*The request*.
Output all records precisely as written.

Stored data
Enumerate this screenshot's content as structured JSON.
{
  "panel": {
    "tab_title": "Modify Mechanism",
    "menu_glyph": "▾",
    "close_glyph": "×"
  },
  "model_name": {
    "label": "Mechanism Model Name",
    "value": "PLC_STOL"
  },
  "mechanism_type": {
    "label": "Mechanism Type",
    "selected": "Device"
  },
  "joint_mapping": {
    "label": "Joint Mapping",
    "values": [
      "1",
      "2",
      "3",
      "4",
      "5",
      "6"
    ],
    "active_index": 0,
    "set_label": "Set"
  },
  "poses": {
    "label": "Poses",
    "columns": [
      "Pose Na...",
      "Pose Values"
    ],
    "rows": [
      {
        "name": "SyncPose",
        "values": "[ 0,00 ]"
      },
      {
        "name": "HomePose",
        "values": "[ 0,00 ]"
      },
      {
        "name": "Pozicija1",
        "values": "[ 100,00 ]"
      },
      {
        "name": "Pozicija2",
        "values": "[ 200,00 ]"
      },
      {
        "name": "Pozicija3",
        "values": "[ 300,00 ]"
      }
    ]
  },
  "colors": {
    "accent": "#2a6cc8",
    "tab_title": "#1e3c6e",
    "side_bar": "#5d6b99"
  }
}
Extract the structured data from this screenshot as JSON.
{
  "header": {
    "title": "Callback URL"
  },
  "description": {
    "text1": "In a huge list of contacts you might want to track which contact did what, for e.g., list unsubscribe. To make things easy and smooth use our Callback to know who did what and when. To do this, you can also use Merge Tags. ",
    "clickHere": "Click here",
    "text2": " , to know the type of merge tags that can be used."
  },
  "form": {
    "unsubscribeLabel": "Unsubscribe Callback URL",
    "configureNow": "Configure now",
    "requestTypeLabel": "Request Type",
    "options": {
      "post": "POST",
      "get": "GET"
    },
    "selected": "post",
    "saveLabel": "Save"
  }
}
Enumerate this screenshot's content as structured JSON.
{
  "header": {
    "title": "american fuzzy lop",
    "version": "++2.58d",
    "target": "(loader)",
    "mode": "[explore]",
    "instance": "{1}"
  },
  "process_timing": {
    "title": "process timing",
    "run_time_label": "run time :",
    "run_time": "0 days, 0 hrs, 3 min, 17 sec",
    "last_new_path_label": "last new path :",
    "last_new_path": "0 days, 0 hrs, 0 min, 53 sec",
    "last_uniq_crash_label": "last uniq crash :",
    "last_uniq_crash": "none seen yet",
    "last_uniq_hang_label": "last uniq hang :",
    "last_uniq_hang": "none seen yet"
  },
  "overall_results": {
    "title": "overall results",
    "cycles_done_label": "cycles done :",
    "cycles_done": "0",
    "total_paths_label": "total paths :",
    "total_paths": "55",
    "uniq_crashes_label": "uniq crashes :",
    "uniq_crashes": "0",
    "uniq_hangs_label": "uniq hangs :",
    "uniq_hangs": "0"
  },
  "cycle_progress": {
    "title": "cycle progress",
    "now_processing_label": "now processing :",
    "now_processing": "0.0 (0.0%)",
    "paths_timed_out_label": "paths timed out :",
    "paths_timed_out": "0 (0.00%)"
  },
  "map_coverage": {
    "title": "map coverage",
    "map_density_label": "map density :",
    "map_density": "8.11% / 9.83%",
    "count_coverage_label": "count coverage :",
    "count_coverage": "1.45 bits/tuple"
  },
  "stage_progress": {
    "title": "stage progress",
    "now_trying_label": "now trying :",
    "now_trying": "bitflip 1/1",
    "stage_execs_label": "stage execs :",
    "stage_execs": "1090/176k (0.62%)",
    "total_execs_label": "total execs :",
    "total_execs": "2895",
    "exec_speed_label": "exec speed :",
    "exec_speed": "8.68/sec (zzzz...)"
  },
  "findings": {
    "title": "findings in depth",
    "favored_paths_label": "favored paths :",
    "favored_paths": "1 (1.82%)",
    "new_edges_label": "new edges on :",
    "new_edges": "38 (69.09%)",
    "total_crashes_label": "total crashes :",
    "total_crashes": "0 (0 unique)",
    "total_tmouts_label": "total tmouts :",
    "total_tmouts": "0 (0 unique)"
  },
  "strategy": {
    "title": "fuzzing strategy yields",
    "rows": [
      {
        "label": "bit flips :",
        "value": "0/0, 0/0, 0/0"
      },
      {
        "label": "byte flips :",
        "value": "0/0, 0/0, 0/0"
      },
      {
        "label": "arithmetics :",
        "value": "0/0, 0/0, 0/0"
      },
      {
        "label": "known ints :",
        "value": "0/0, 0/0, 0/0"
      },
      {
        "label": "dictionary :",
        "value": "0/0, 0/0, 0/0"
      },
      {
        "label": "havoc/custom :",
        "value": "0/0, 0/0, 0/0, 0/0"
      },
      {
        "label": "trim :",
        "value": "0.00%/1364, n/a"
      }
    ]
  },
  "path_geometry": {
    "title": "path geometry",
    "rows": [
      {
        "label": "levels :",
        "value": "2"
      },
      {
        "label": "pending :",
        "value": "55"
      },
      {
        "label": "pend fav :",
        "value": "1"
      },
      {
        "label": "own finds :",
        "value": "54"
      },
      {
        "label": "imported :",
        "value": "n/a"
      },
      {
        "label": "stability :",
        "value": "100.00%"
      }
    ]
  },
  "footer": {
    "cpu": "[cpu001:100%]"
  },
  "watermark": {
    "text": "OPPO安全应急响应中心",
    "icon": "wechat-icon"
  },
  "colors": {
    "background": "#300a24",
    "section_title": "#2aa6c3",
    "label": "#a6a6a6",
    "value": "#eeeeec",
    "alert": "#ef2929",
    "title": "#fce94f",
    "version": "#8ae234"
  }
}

*Correct result*.
Enumerate this screenshot's content as structured JSON.
{
  "panel": {
    "tab_title": "Modify Mechanism",
    "menu_glyph": "▾",
    "close_glyph": "×"
  },
  "model_name": {
    "label": "Mechanism Model Name",
    "value": "PLC_STOL"
  },
  "mechanism_type": {
    "label": "Mechanism Type",
    "selected": "Device"
  },
  "joint_mapping": {
    "label": "Joint Mapping",
    "values": [
      "1",
      "2",
      "3",
      "4",
      "5",
      "6"
    ],
    "active_index": 0,
    "set_label": "Set"
  },
  "poses": {
    "label": "Poses",
    "columns": [
      "Pose Na...",
      "Pose Values"
    ],
    "rows": [
      {
        "name": "SyncPose",
        "values": "[ 0,00 ]"
      },
      {
        "name": "HomePose",
        "values": "[ 0,00 ]"
      },
      {
        "name": "Pozicija1",
        "values": "[ 100,00 ]"
      },
      {
        "name": "Pozicija2",
        "values": "[ 200,00 ]"
      },
      {
        "name": "Pozicija3",
        "values": "[ 300,00 ]"
      }
    ]
  },
  "colors": {
    "accent": "#2a6cc8",
    "tab_title": "#1e3c6e",
    "side_bar": "#5d6b99"
  }
}
Extract the structured data from this screenshot as JSON.
{
  "header": {
    "title": "Callback URL"
  },
  "description": {
    "text1": "In a huge list of contacts you might want to track which contact did what, for e.g., list unsubscribe. To make things easy and smooth use our Callback to know who did what and when. To do this, you can also use Merge Tags. ",
    "clickHere": "Click here",
    "text2": " , to know the type of merge tags that can be used."
  },
  "form": {
    "unsubscribeLabel": "Unsubscribe Callback URL",
    "configureNow": "Configure now",
    "requestTypeLabel": "Request Type",
    "options": {
      "post": "POST",
      "get": "GET"
    },
    "selected": "post",
    "saveLabel": "Save"
  }
}
Enumerate this screenshot's content as structured JSON.
{
  "header": {
    "title": "american fuzzy lop",
    "version": "++2.58d",
    "target": "(loader)",
    "mode": "[explore]",
    "instance": "{1}"
  },
  "process_timing": {
    "title": "process timing",
    "run_time_label": "run time :",
    "run_time": "0 days, 0 hrs, 3 min, 17 sec",
    "last_new_path_label": "last new path :",
    "last_new_path": "0 days, 0 hrs, 0 min, 53 sec",
    "last_uniq_crash_label": "last uniq crash :",
    "last_uniq_crash": "none seen yet",
    "last_uniq_hang_label": "last uniq hang :",
    "last_uniq_hang": "none seen yet"
  },
  "overall_results": {
    "title": "overall results",
    "cycles_done_label": "cycles done :",
    "cycles_done": "0",
    "total_paths_label": "total paths :",
    "total_paths": "55",
    "uniq_crashes_label": "uniq crashes :",
    "uniq_crashes": "0",
    "uniq_hangs_label": "uniq hangs :",
    "uniq_hangs": "0"
  },
  "cycle_progress": {
    "title": "cycle progress",
    "now_processing_label": "now processing :",
    "now_processing": "0.0 (0.0%)",
    "paths_timed_out_label": "paths timed out :",
    "paths_timed_out": "0 (0.00%)"
  },
  "map_coverage": {
    "title": "map coverage",
    "map_density_label": "map density :",
    "map_density": "8.11% / 9.83%",
    "count_coverage_label": "count coverage :",
    "count_coverage": "1.45 bits/tuple"
  },
  "stage_progress": {
    "title": "stage progress",
    "now_trying_label": "now trying :",
    "now_trying": "bitflip 1/1",
    "stage_execs_label": "stage execs :",
    "stage_execs": "1090/176k (0.62%)",
    "total_execs_label": "total execs :",
    "total_execs": "2895",
    "exec_speed_label": "exec speed :",
    "exec_speed": "8.68/sec (zzzz...)"
  },
  "findings": {
    "title": "findings in depth",
    "favored_paths_label": "favored paths :",
    "favored_paths": "1 (1.82%)",
    "new_edges_label": "new edges on :",
    "new_edges": "38 (69.09%)",
    "total_crashes_label": "total crashes :",
    "total_crashes": "0 (0 unique)",
    "total_tmouts_label": "total tmouts :",
    "total_tmouts": "0 (0 unique)"
  },
  "strategy": {
    "title": "fuzzing strategy yields",
    "rows": [
      {
        "label": "bit flips :",
        "value": "0/0, 0/0, 0/0"
      },
      {
        "label": "byte flips :",
        "value": "0/0, 0/0, 0/0"
      },
      {
        "label": "arithmetics :",
        "value": "0/0, 0/0, 0/0"
      },
      {
        "label": "known ints :",
        "value": "0/0, 0/0, 0/0"
      },
      {
        "label": "dictionary :",
        "value": "0/0, 0/0, 0/0"
      },
      {
        "label": "havoc/custom :",
        "value": "0/0, 0/0, 0/0, 0/0"
      },
      {
        "label": "trim :",
        "value": "0.00%/1364, n/a"
      }
    ]
  },
  "path_geometry": {
    "title": "path geometry",
    "rows": [
      {
        "label": "levels :",
        "value": "2"
      },
      {
        "label": "pending :",
        "value": "55"
      },
      {
        "label": "pend fav :",
        "value": "1"
      },
      {
        "label": "own finds :",
        "value": "54"
      },
      {
        "label": "imported :",
        "value": "n/a"
      },
      {
        "label": "stability :",
        "value": "100.00%"
      }
    ]
  },
  "footer": {
    "cpu": "[cpu001:100%]"
  },
  "watermark": {
    "text": "OPPO安全应急响应中心",
    "icon": "wechat-icon"
  },
  "colors": {
    "background": "#300a24",
    "section_title": "#2aa6c3",
    "label": "#a6a6a6",
    "value": "#eeeeec",
    "alert": "#ef2929",
    "title": "#fce94f",
    "version": "#8ae234"
  }
}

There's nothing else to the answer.